== DATA EXTRACT ==

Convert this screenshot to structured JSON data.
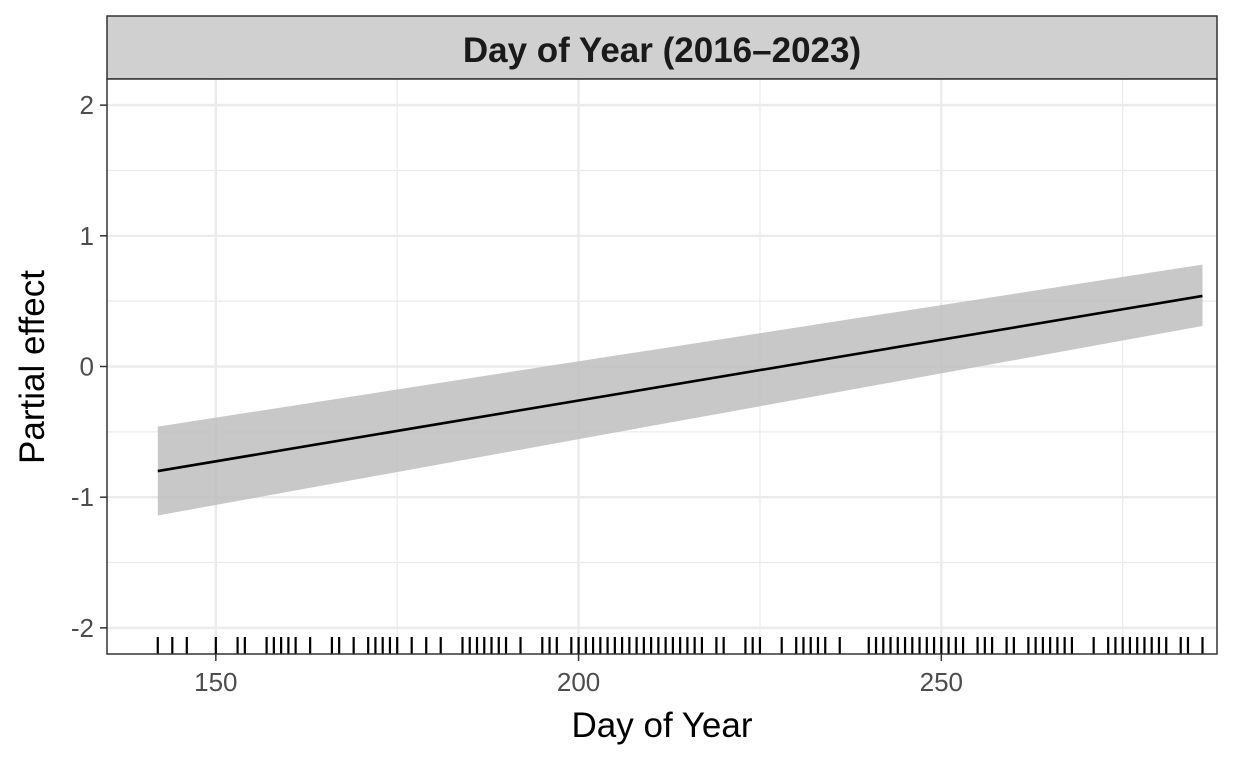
{
  "chart_data": {
    "type": "line",
    "title": "Day of Year (2016–2023)",
    "xlabel": "Day of Year",
    "ylabel": "Partial effect",
    "xlim": [
      135,
      288
    ],
    "ylim": [
      -2.2,
      2.2
    ],
    "x_ticks": [
      150,
      200,
      250
    ],
    "y_ticks": [
      -2,
      -1,
      0,
      1,
      2
    ],
    "y_tick_labels": [
      "-2",
      "-1",
      "0",
      "1",
      "2"
    ],
    "grid": true,
    "legend": "none",
    "colors": {
      "line": "#000000",
      "ribbon": "#bebebe",
      "strip_fill": "#d0d0d0",
      "grid": "#ebebeb",
      "rug": "#000000"
    },
    "series": [
      {
        "x": [
          142,
          286
        ],
        "y": [
          -0.8,
          0.54
        ],
        "lower": [
          -1.14,
          0.31
        ],
        "upper": [
          -0.46,
          0.78
        ]
      }
    ],
    "rug_x": [
      142,
      144,
      146,
      150,
      153,
      154,
      157,
      158,
      159,
      160,
      161,
      163,
      166,
      167,
      169,
      171,
      172,
      173,
      174,
      175,
      177,
      179,
      181,
      184,
      185,
      186,
      187,
      188,
      189,
      190,
      192,
      195,
      196,
      197,
      199,
      200,
      201,
      202,
      203,
      204,
      205,
      206,
      207,
      208,
      209,
      210,
      211,
      212,
      213,
      214,
      215,
      216,
      217,
      219,
      220,
      223,
      224,
      225,
      228,
      230,
      231,
      232,
      233,
      234,
      236,
      240,
      241,
      242,
      243,
      244,
      245,
      246,
      247,
      248,
      249,
      250,
      251,
      252,
      253,
      255,
      256,
      257,
      259,
      260,
      262,
      263,
      264,
      265,
      266,
      267,
      268,
      271,
      273,
      274,
      275,
      276,
      277,
      278,
      279,
      280,
      281,
      283,
      284,
      286
    ]
  }
}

===

WRITTEN PROBLEM:
From the data, list each line in which the string "Year" appears.

WRITTEN REPLY:
    "title": "Day of Year (2016–2023)",
    "xlabel": "Day of Year",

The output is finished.